**Directive**
Can you copy, word for word, the part of the Heavy Lifter article starting at "Hovvdy chronology" and ending at "October 9, 2019."?

**Source**
begin

Studio album by Hovvdy
- Released: October 18, 2019
- Genre: Indie pop
- Length: 42:37
- Label: Double Double Whammy
- Producer: Ben Littlejohn; Charlie Martin;

Hovvdy chronology
| Cranberry (2018) | Heavy Lifter (2019) | True Love (2021) |

= Heavy Lifter =

Heavy Lifter is the third studio album by American alternative rock duo Hovvdy. It was released on October 18, 2019 under Double Double Whammy.

==Singles==
On August 7, 2019, Hovvdy announced the release of the new album, along with the first single "Cathedral". The second single "Ruin (my ride)" was released with a music video on September 5, 2019. On September 25, 2019, the third single, "So Brite" was released. "Mr Lee", the fourth single, was released on October 9, 2019.

==Critical reception==

Heavy Lifter was met with "universal acclaim" reviews from critics. At Metacritic, which assigns a weighted average rating out of 100 to reviews from mainstream publications, this release received an average score of 83, based on 7 reviews.

end

**Data lines**
begin

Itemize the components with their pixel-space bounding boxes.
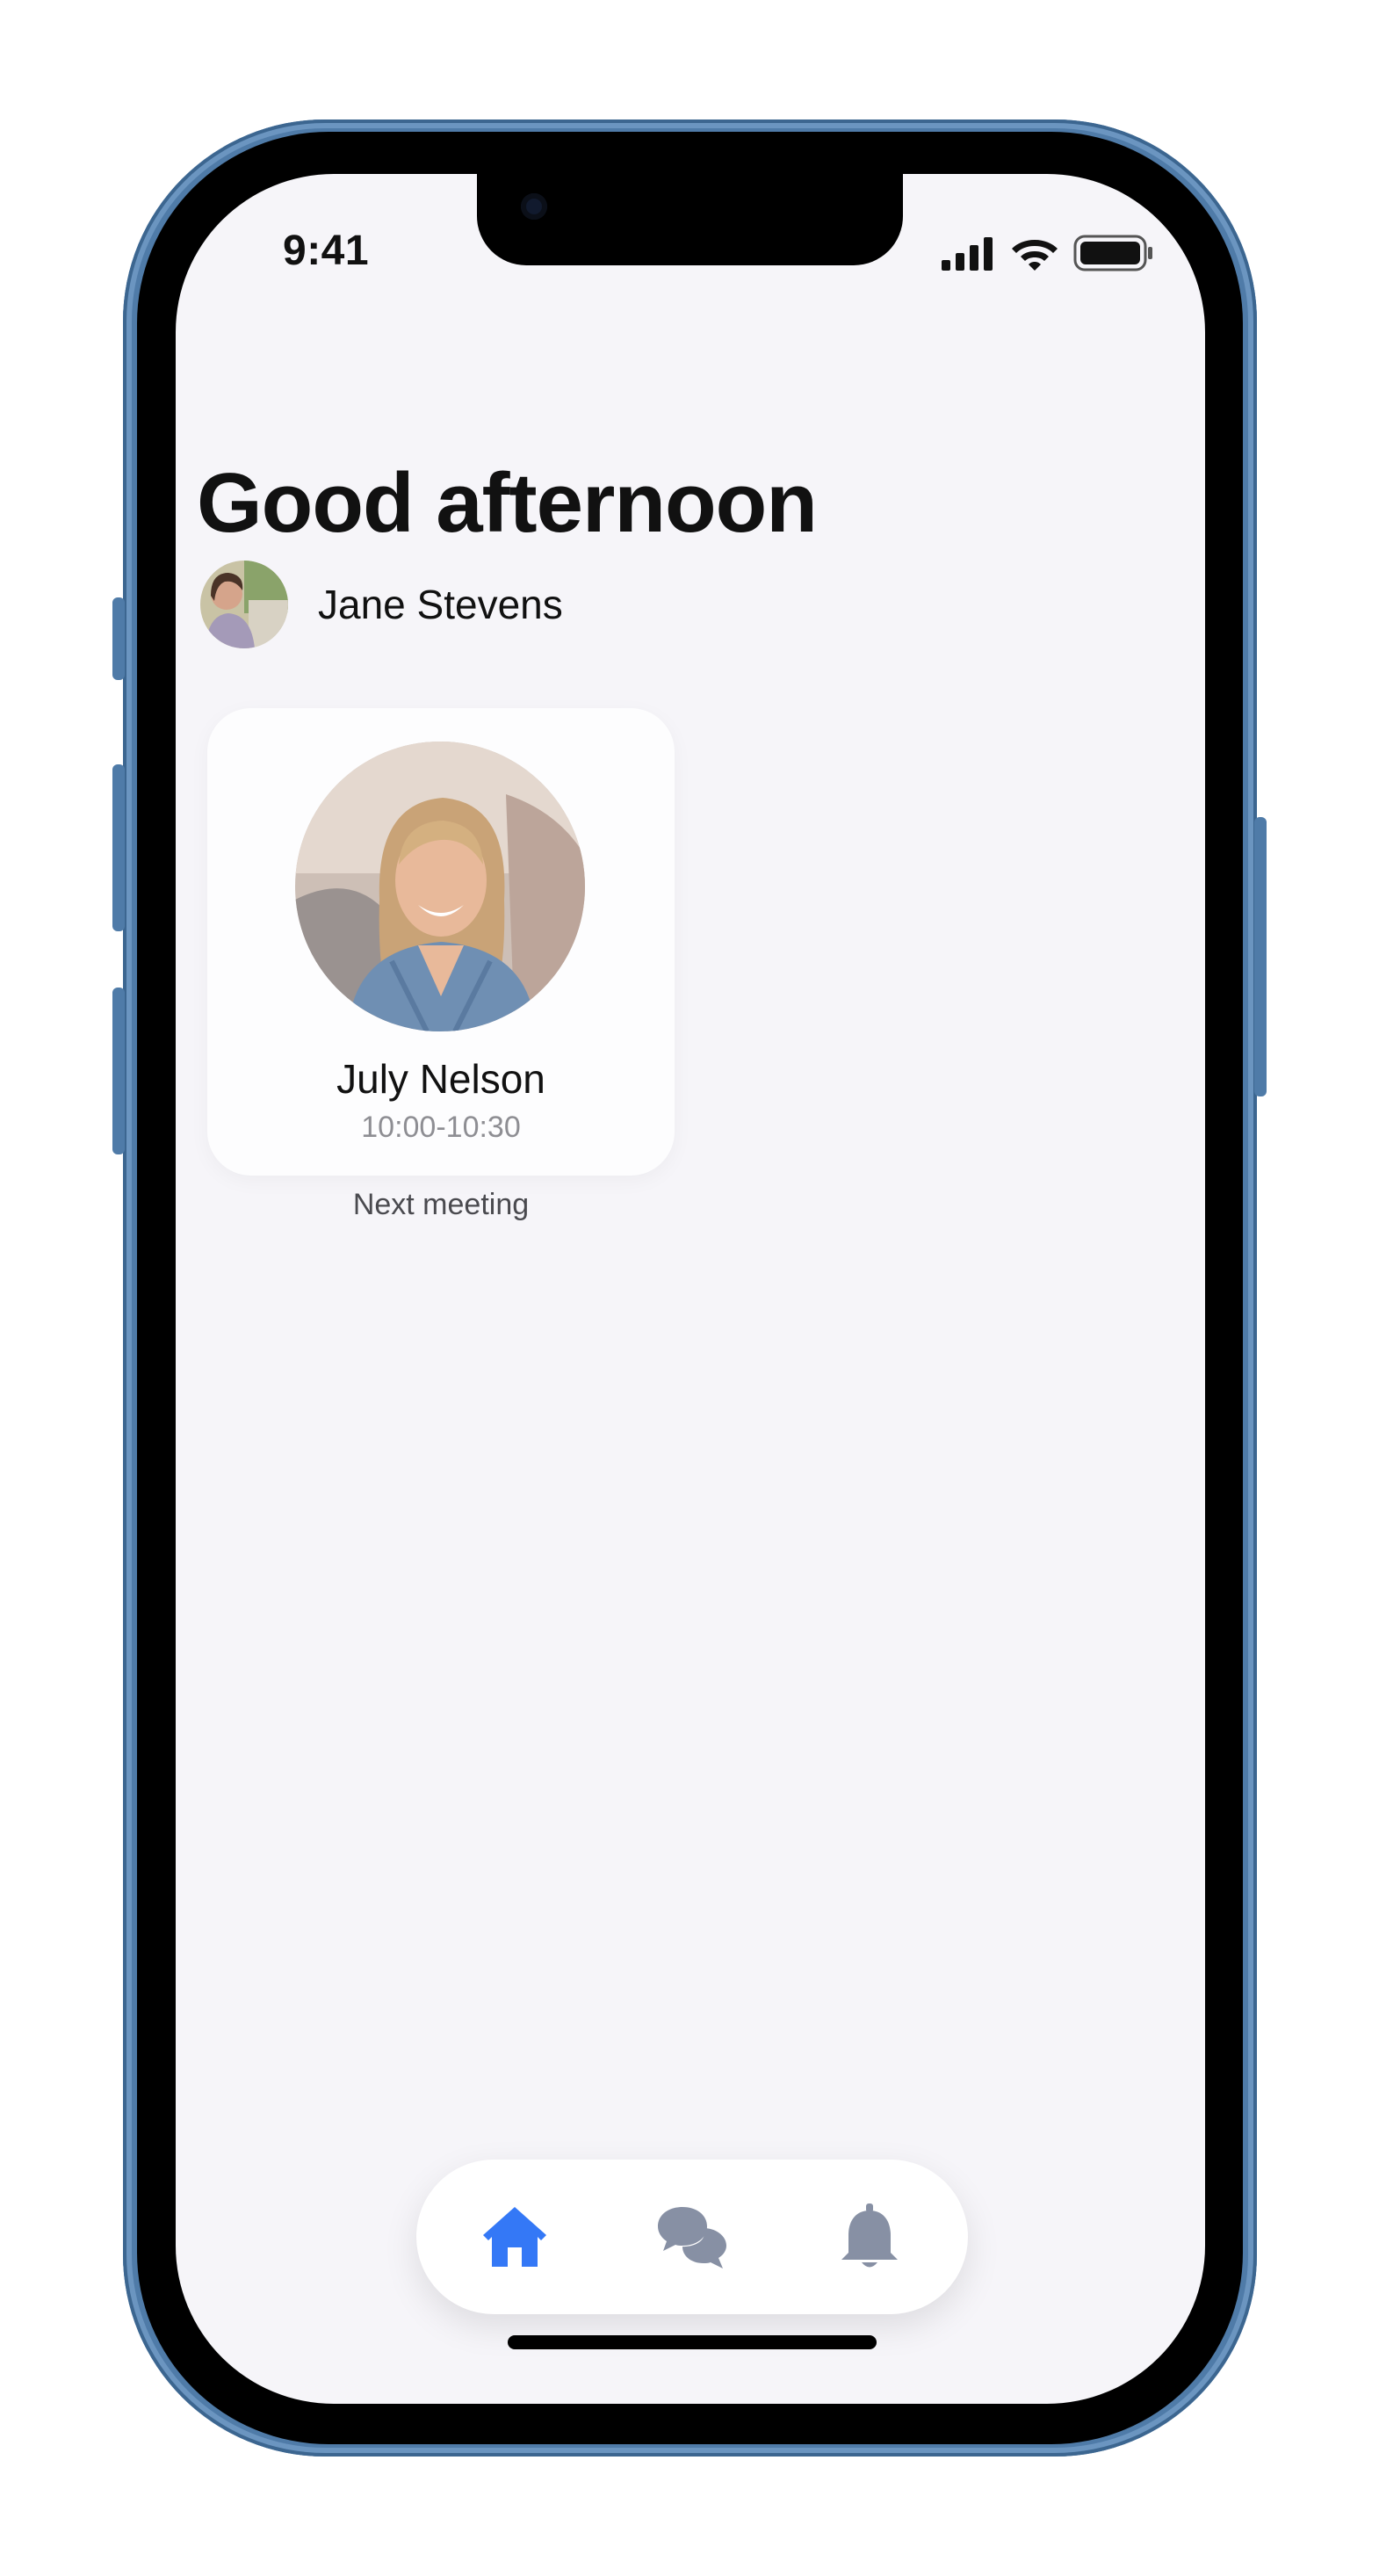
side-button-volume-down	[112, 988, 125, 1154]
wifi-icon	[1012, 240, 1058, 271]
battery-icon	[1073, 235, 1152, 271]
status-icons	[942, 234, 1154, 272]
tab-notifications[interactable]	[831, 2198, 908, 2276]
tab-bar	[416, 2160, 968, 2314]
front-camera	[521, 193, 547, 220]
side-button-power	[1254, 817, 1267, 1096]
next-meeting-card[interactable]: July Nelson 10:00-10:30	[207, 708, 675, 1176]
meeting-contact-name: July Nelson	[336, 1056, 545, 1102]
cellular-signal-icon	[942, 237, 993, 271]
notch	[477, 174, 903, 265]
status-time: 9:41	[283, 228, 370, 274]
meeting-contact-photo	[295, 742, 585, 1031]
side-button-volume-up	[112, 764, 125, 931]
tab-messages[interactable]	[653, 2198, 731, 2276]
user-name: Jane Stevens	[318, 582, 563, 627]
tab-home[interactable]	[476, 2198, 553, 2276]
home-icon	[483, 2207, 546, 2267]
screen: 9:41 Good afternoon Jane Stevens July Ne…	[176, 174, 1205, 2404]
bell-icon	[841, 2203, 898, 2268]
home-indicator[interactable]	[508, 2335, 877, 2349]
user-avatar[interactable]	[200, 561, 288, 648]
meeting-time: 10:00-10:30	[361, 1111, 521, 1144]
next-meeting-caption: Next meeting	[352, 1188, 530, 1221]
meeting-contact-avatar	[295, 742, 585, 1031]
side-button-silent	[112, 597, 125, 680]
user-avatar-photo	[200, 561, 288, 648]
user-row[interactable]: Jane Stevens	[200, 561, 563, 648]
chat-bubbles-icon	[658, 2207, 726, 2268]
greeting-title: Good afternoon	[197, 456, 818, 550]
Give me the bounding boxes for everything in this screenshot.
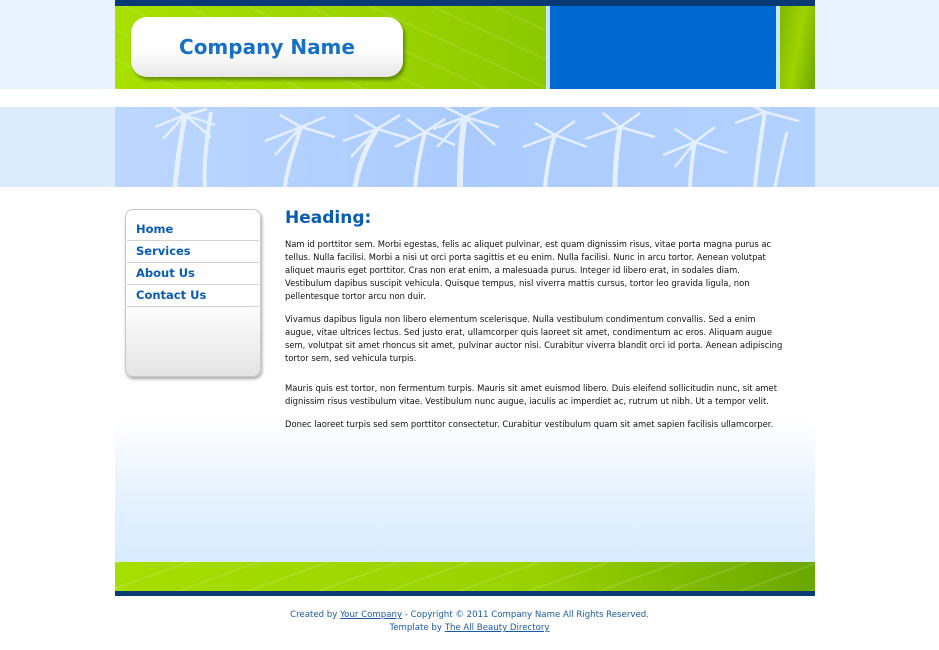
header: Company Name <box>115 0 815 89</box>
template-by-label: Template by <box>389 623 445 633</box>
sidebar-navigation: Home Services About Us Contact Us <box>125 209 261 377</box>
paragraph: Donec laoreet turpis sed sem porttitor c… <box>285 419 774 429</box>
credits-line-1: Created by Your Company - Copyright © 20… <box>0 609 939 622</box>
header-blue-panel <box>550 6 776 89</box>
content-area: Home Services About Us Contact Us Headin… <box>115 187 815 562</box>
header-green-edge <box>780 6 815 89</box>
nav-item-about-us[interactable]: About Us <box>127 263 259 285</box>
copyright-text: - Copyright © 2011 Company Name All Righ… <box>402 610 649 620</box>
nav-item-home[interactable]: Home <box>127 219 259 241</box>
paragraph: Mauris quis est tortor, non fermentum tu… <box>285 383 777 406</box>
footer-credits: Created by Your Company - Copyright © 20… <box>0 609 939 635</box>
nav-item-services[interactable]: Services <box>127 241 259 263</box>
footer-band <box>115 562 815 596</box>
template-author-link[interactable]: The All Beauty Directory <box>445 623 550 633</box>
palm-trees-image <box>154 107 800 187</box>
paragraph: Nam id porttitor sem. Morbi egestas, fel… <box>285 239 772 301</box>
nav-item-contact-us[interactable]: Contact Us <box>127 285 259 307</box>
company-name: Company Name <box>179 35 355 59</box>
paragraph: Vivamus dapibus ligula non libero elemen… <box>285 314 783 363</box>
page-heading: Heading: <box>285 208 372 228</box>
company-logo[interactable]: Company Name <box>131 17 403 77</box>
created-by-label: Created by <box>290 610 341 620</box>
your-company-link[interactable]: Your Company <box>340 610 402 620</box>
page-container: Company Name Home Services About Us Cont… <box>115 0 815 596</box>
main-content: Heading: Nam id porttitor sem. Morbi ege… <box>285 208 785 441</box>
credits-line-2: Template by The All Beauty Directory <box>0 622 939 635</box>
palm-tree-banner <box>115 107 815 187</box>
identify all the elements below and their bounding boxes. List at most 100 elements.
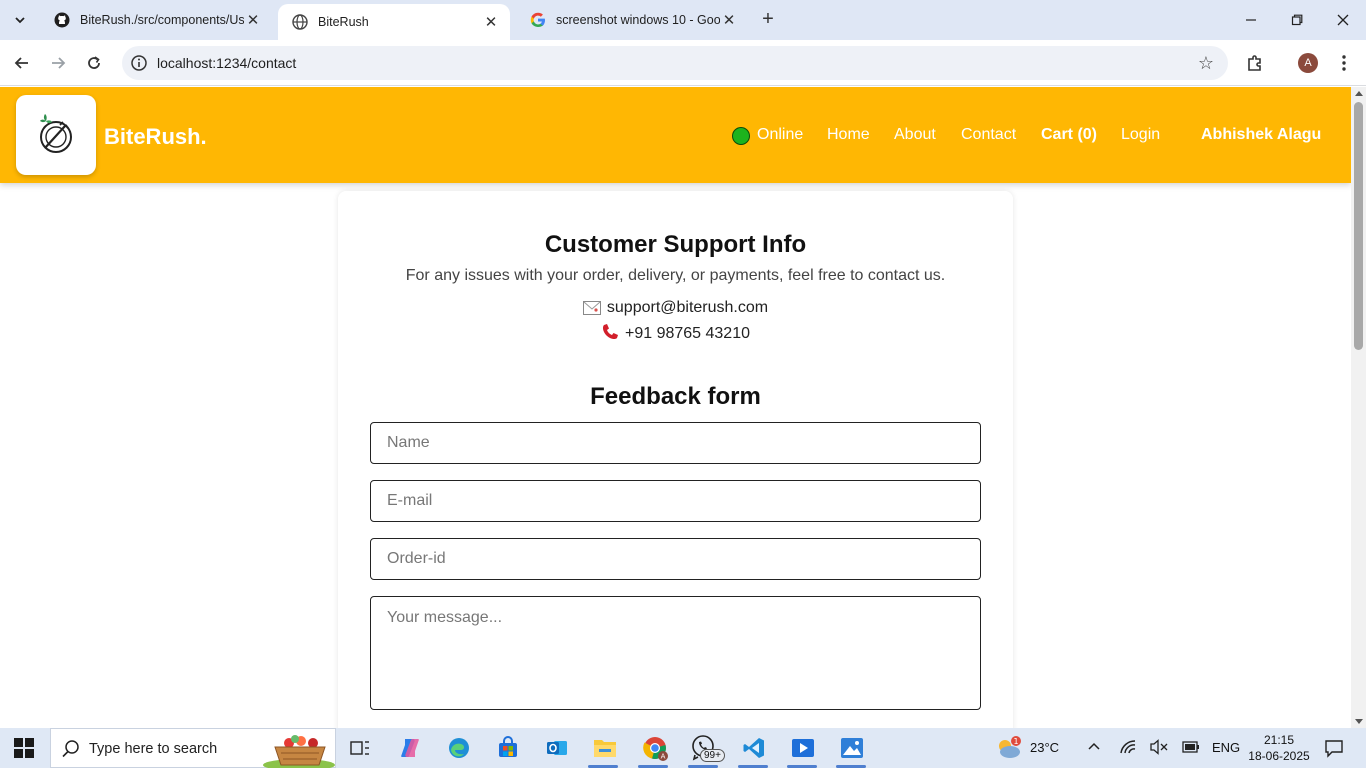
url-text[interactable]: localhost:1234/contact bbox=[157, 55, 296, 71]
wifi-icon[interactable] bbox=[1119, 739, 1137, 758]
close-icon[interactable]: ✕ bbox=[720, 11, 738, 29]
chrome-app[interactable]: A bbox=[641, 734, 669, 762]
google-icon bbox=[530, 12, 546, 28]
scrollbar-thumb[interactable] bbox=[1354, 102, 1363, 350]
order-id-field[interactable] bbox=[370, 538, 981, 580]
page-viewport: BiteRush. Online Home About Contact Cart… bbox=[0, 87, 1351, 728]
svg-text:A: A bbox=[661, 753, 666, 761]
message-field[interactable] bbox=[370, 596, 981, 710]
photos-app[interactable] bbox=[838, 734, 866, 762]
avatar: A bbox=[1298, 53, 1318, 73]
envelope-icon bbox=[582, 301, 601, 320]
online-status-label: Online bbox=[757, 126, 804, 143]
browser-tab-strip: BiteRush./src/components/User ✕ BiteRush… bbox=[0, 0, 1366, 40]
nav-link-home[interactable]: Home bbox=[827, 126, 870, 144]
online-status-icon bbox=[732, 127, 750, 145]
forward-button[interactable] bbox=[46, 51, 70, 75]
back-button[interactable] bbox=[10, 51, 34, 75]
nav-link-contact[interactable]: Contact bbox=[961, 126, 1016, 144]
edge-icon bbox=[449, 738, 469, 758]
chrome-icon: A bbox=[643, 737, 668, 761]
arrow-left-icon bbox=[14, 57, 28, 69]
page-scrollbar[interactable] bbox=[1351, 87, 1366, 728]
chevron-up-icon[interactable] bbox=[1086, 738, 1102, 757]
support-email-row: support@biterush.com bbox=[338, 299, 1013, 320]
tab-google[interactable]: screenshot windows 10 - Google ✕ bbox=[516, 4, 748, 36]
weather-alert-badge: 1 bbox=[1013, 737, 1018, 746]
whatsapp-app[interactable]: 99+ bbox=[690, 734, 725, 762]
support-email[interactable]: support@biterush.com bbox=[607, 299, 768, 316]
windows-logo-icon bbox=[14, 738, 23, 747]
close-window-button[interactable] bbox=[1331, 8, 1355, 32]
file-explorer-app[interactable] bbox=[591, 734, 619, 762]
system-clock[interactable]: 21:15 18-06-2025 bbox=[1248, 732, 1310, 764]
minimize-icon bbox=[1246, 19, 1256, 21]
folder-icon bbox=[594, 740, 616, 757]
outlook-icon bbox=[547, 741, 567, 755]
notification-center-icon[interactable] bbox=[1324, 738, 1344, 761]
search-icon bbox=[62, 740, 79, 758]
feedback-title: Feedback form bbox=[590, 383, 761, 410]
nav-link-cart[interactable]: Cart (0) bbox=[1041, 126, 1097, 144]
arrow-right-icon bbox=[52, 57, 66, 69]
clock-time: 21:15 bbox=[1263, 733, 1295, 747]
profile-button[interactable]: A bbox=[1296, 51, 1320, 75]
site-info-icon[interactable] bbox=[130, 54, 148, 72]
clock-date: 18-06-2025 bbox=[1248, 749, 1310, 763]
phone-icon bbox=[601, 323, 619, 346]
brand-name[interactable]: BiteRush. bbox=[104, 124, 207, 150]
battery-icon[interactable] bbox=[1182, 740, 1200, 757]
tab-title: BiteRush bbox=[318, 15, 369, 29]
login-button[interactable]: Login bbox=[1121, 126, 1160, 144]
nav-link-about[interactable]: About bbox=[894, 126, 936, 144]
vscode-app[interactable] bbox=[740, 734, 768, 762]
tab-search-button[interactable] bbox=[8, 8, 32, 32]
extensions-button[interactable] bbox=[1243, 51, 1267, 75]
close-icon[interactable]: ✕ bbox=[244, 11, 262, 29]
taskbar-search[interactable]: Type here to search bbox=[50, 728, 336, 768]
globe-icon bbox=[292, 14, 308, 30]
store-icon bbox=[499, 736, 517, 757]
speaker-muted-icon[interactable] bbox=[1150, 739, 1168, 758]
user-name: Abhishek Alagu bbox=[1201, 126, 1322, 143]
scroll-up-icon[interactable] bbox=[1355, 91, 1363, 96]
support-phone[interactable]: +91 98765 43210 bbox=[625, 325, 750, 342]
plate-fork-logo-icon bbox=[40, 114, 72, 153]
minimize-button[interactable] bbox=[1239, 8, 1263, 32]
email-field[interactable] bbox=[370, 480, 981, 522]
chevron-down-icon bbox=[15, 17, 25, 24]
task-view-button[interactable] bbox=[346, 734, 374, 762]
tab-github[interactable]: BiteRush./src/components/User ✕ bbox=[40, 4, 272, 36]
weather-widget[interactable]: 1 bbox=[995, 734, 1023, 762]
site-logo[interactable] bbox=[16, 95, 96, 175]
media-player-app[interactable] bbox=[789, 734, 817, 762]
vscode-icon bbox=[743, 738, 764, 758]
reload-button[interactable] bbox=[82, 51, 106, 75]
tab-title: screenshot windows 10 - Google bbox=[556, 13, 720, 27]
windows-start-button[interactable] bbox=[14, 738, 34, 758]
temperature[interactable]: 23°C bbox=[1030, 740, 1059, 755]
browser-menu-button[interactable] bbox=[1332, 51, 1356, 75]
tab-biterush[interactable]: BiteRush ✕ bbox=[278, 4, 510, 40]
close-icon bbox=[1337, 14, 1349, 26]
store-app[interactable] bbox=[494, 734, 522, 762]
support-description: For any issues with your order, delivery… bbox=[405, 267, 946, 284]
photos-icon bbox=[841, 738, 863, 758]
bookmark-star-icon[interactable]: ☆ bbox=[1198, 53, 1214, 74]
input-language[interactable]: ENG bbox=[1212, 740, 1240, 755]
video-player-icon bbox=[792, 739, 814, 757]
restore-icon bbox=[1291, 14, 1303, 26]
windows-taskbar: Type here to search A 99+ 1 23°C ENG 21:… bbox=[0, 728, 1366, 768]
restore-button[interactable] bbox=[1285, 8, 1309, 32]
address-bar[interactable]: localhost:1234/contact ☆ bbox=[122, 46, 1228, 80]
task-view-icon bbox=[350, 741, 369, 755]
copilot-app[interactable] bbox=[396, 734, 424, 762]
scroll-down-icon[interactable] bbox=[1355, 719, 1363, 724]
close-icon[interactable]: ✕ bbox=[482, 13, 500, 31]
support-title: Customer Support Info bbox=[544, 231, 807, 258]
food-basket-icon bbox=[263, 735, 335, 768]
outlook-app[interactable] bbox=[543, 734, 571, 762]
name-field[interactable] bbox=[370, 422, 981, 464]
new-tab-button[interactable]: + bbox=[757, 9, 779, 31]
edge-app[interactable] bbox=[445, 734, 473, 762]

end

**Written response**
Hovvdy chronology
| Cranberry (2018) | Heavy Lifter (2019) | True Love (2021) |

= Heavy Lifter =

Heavy Lifter is the third studio album by American alternative rock duo Hovvdy. It was released on October 18, 2019 under Double Double Whammy.

==Singles==
On August 7, 2019, Hovvdy announced the release of the new album, along with the first single "Cathedral". The second single "Ruin (my ride)" was released with a music video on September 5, 2019. On September 25, 2019, the third single, "So Brite" was released. "Mr Lee", the fourth single, was released on October 9, 2019.